Data records:
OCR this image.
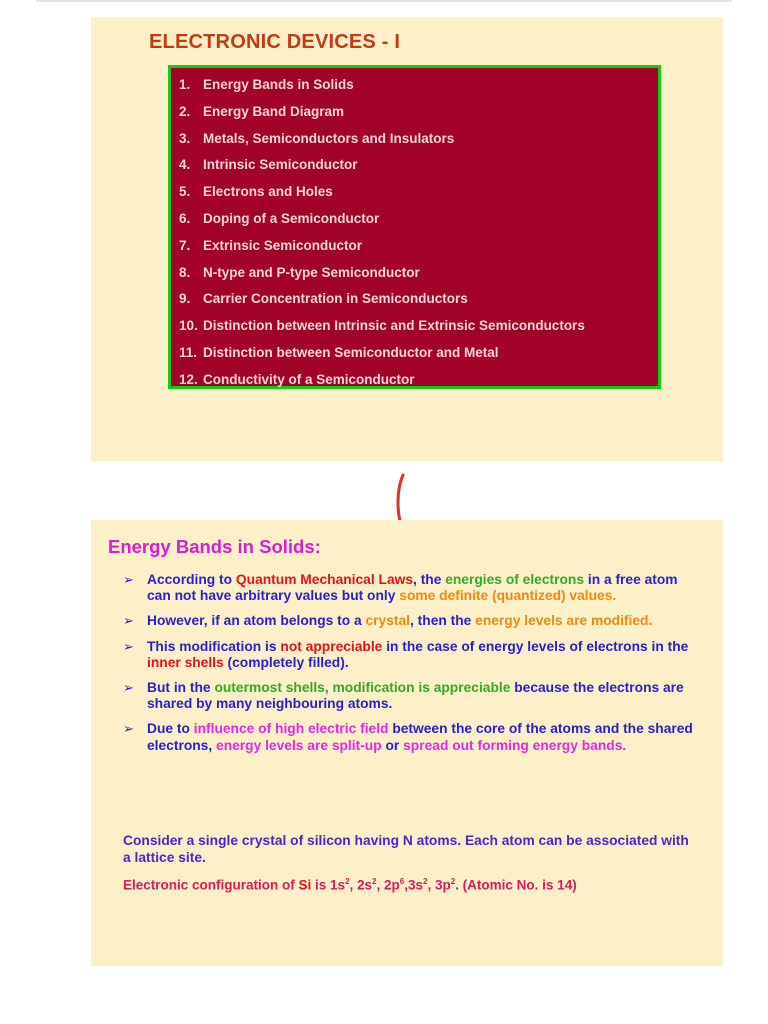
ELECTRONIC DEVICES - I
1. Energy Bands in Solids
2. Energy Band Diagram
3. Metals, Semiconductors and Insulators
4. Intrinsic Semiconductor
5. Electrons and Holes
6. Doping of a Semiconductor
7. Extrinsic Semiconductor
8. N-type and P-type Semiconductor
9. Carrier Concentration in Semiconductors
10. Distinction between Intrinsic and Extrinsic Semiconductors
11. Distinction between Semiconductor and Metal
12. Conductivity of a Semiconductor
Energy Bands in Solids:
➢ According to Quantum Mechanical Laws, the energies of electrons in a free atom can not have arbitrary values but only some definite (quantized) values.
➢ However, if an atom belongs to a crystal, then the energy levels are modified.
➢ This modification is not appreciable in the case of energy levels of electrons in the inner shells (completely filled).
➢ But in the outermost shells, modification is appreciable because the electrons are shared by many neighbouring atoms.
➢ Due to influence of high electric field between the core of the atoms and the shared electrons, energy levels are split-up or spread out forming energy bands.
Consider a single crystal of silicon having N atoms. Each atom can be associated with a lattice site.
Electronic configuration of Si is $1s^2$, $2s^2$, $2p^6,3s^2$, $3p^2$. (Atomic No. is 14)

Goal of the exercise: In your copy of the listing above, reproduce each line exactly and omit all pictures.

Solution to this problem:
OCR this image.
ELECTRONIC DEVICES - I
1. Energy Bands in Solids
2. Energy Band Diagram
3. Metals, Semiconductors and Insulators
4. Intrinsic Semiconductor
5. Electrons and Holes
6. Doping of a Semiconductor
7. Extrinsic Semiconductor
8. N-type and P-type Semiconductor
9. Carrier Concentration in Semiconductors
10. Distinction between Intrinsic and Extrinsic Semiconductors
11. Distinction between Semiconductor and Metal
12. Conductivity of a Semiconductor
Energy Bands in Solids:
➢ According to Quantum Mechanical Laws, the energies of electrons in a free atom can not have arbitrary values but only some definite (quantized) values.
➢ However, if an atom belongs to a crystal, then the energy levels are modified.
➢ This modification is not appreciable in the case of energy levels of electrons in the inner shells (completely filled).
➢ But in the outermost shells, modification is appreciable because the electrons are shared by many neighbouring atoms.
➢ Due to influence of high electric field between the core of the atoms and the shared electrons, energy levels are split-up or spread out forming energy bands.
Consider a single crystal of silicon having N atoms. Each atom can be associated with a lattice site.
Electronic configuration of Si is $1s^2$, $2s^2$, $2p^6,3s^2$, $3p^2$. (Atomic No. is 14)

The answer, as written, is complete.